+++ DATA TO USE +++
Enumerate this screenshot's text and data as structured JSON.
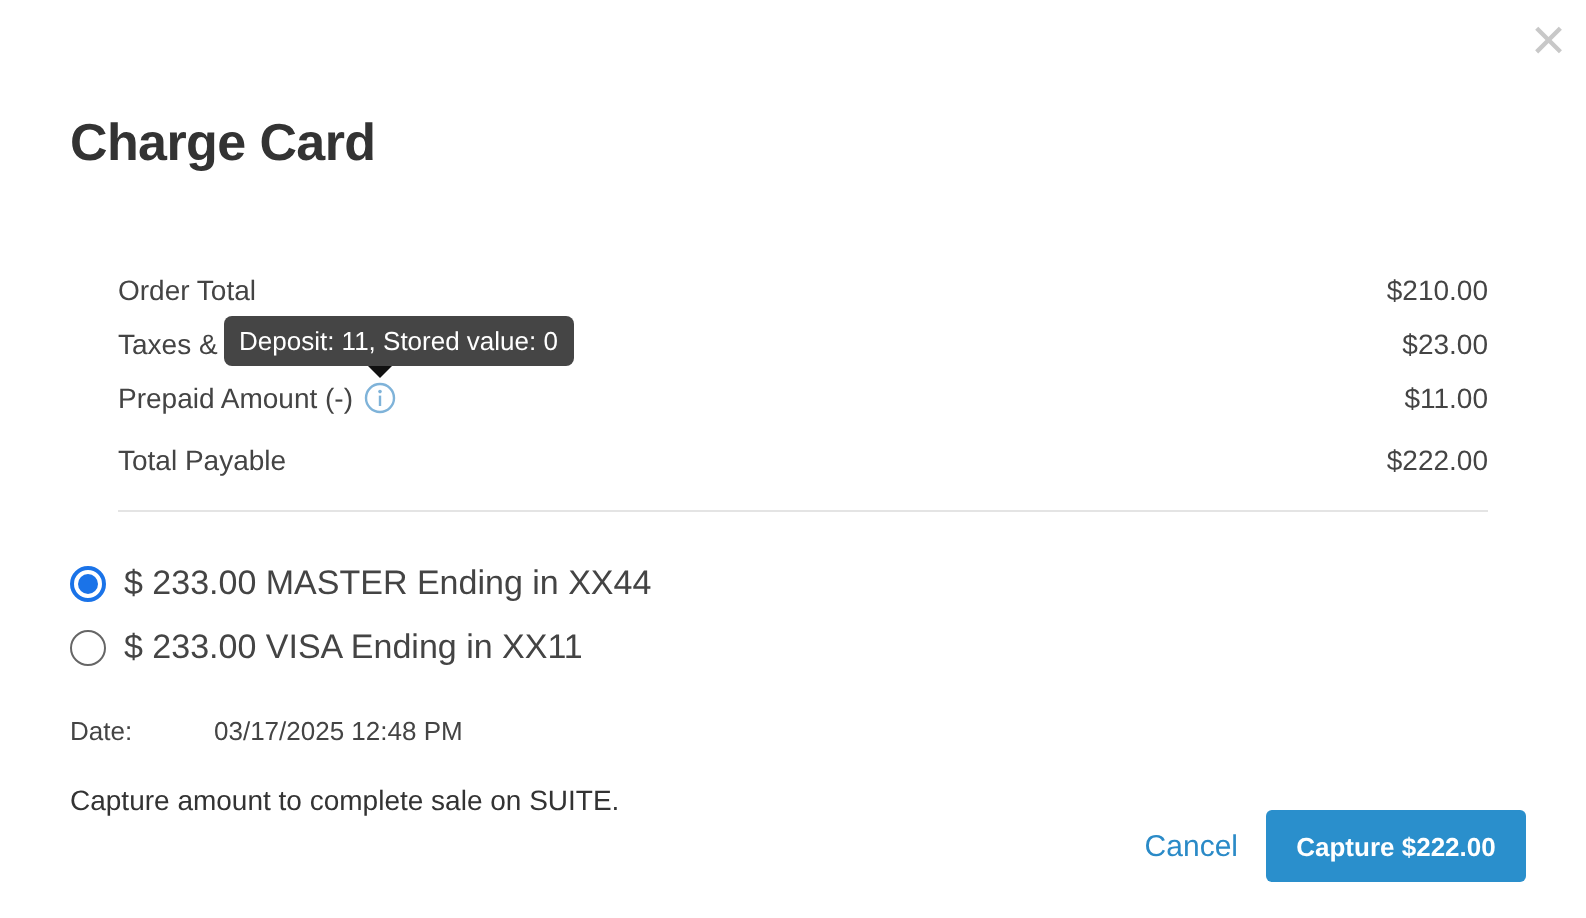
{
  "dialog": {
    "title": "Charge Card",
    "close": "×"
  },
  "summary": [
    {
      "label": "Order Total",
      "value": "$210.00"
    },
    {
      "label": "Taxes &",
      "value": "$23.00"
    },
    {
      "label": "Prepaid Amount (-)",
      "value": "$11.00",
      "info": true,
      "tooltip": "Deposit: 11, Stored value: 0"
    },
    {
      "label": "Total Payable",
      "value": "$222.00"
    }
  ],
  "cards": [
    {
      "label": "$ 233.00 MASTER Ending in XX44",
      "selected": true
    },
    {
      "label": "$ 233.00 VISA Ending in XX11",
      "selected": false
    }
  ],
  "date": {
    "label": "Date:",
    "value": "03/17/2025 12:48 PM"
  },
  "note": "Capture amount to complete sale on SUITE.",
  "buttons": {
    "cancel": "Cancel",
    "capture": "Capture $222.00"
  }
}
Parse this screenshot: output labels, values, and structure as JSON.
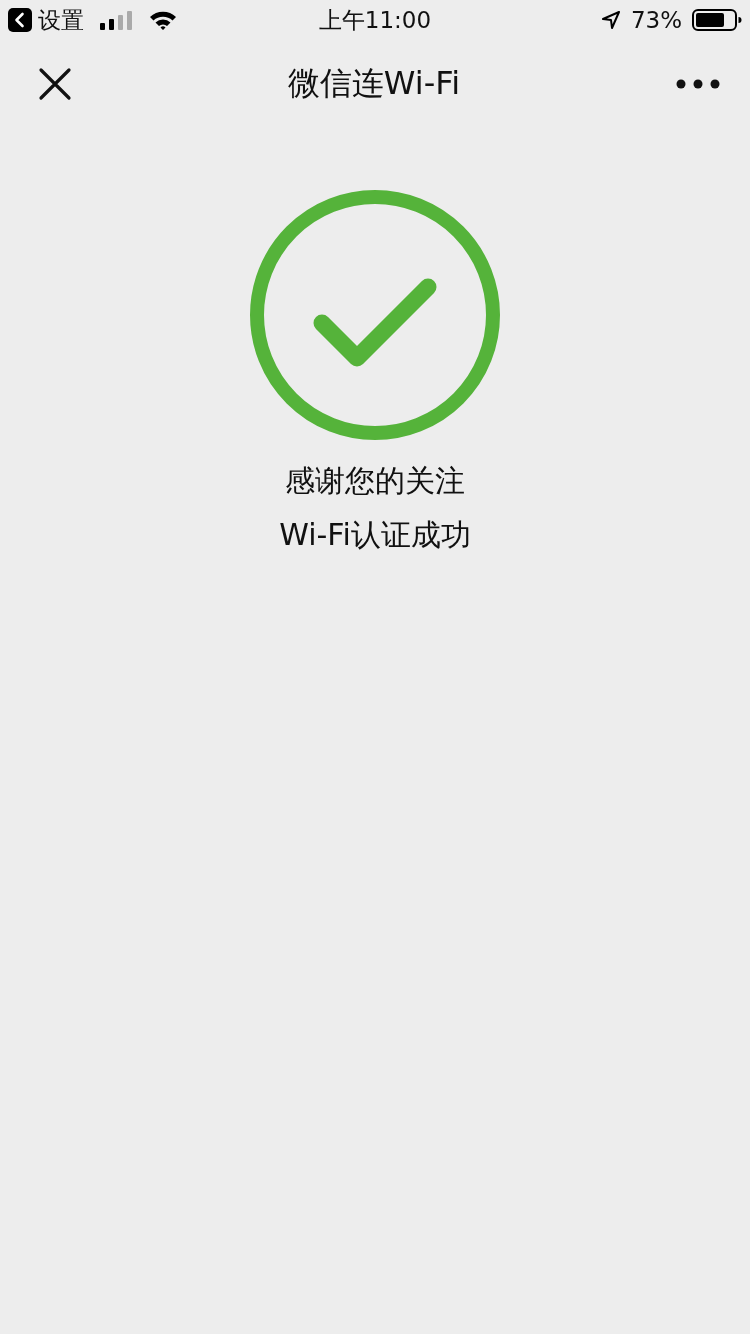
+++
EXERCISE: Omit all pictures while transcribing the entries verbatim.

THE ANSWER:
Enumerate this screenshot's text and data as structured JSON.
{
  "dialog": {
    "title": "Charge Card",
    "close": "×"
  },
  "summary": [
    {
      "label": "Order Total",
      "value": "$210.00"
    },
    {
      "label": "Taxes &",
      "value": "$23.00"
    },
    {
      "label": "Prepaid Amount (-)",
      "value": "$11.00",
      "info": true,
      "tooltip": "Deposit: 11, Stored value: 0"
    },
    {
      "label": "Total Payable",
      "value": "$222.00"
    }
  ],
  "cards": [
    {
      "label": "$ 233.00 MASTER Ending in XX44",
      "selected": true
    },
    {
      "label": "$ 233.00 VISA Ending in XX11",
      "selected": false
    }
  ],
  "date": {
    "label": "Date:",
    "value": "03/17/2025 12:48 PM"
  },
  "note": "Capture amount to complete sale on SUITE.",
  "buttons": {
    "cancel": "Cancel",
    "capture": "Capture $222.00"
  }
}
Parse this screenshot: output labels, values, and structure as JSON.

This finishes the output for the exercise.